INPUT ROWS
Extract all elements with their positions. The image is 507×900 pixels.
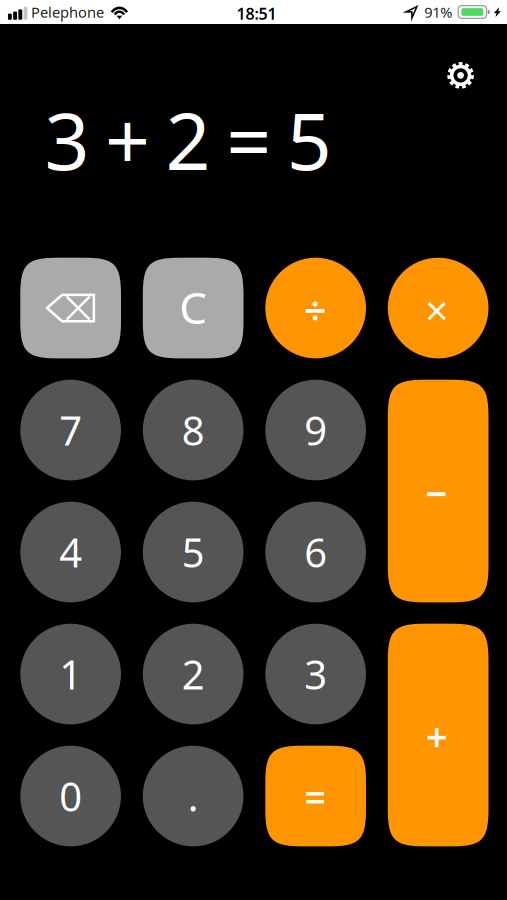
staticText: 0 xyxy=(59,770,82,823)
staticText: 8 xyxy=(182,404,205,457)
button[interactable]: 0 xyxy=(20,746,121,846)
staticText: Pelephone xyxy=(31,2,104,22)
staticText: 6 xyxy=(304,526,327,579)
button[interactable]: 8 xyxy=(143,380,244,480)
button[interactable]: Divide xyxy=(265,258,366,358)
button[interactable]: 5 xyxy=(143,502,244,602)
staticText: 91% xyxy=(424,2,452,22)
button[interactable]: 7 xyxy=(20,380,121,480)
staticText: C xyxy=(179,278,207,336)
button[interactable]: 2 xyxy=(143,624,244,724)
staticText: 4 xyxy=(59,526,82,579)
button[interactable]: Clear xyxy=(143,258,244,358)
staticText: 9 xyxy=(304,404,327,457)
staticText: 5 xyxy=(182,526,205,579)
button[interactable]: Equals xyxy=(265,746,366,846)
button[interactable]: Minus xyxy=(388,380,488,602)
button[interactable]: 4 xyxy=(20,502,121,602)
staticText: 1 xyxy=(59,648,82,701)
button[interactable]: Delete xyxy=(20,258,121,358)
button[interactable]: 6 xyxy=(265,502,366,602)
button[interactable]: Settings xyxy=(439,53,483,97)
button[interactable]: 3 xyxy=(265,624,366,724)
staticText: . xyxy=(188,770,199,823)
button[interactable]: Plus xyxy=(388,624,488,846)
staticText: 2 xyxy=(182,648,205,701)
button[interactable]: Multiply xyxy=(388,258,488,358)
staticText: 18:51 xyxy=(237,3,277,24)
button[interactable]: 9 xyxy=(265,380,366,480)
staticText: 3 + 2 = 5 xyxy=(44,87,332,192)
staticText: 7 xyxy=(59,404,82,457)
button[interactable]: 1 xyxy=(20,624,121,724)
staticText: 3 xyxy=(304,648,327,701)
button[interactable]: . xyxy=(143,746,244,846)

AIM OF THE EXERCISE
In the entries above, substitute "Divided by" for "Divide" in the part that opens with the line containing "staticText: 0 xyxy=(59,770,82,823)" and closes with the line containing "button[interactable]: 2 xyxy=(143,624,244,724)". Write out only that part, with everything else unchanged.

COMPLETE OUTPUT
staticText: 0 xyxy=(59,770,82,823)
staticText: 8 xyxy=(182,404,205,457)
button[interactable]: 0 xyxy=(20,746,121,846)
staticText: Pelephone xyxy=(31,2,104,22)
staticText: 6 xyxy=(304,526,327,579)
button[interactable]: 8 xyxy=(143,380,244,480)
button[interactable]: Divided by xyxy=(265,258,366,358)
button[interactable]: 5 xyxy=(143,502,244,602)
staticText: 91% xyxy=(424,2,452,22)
button[interactable]: 7 xyxy=(20,380,121,480)
staticText: C xyxy=(179,278,207,336)
button[interactable]: 2 xyxy=(143,624,244,724)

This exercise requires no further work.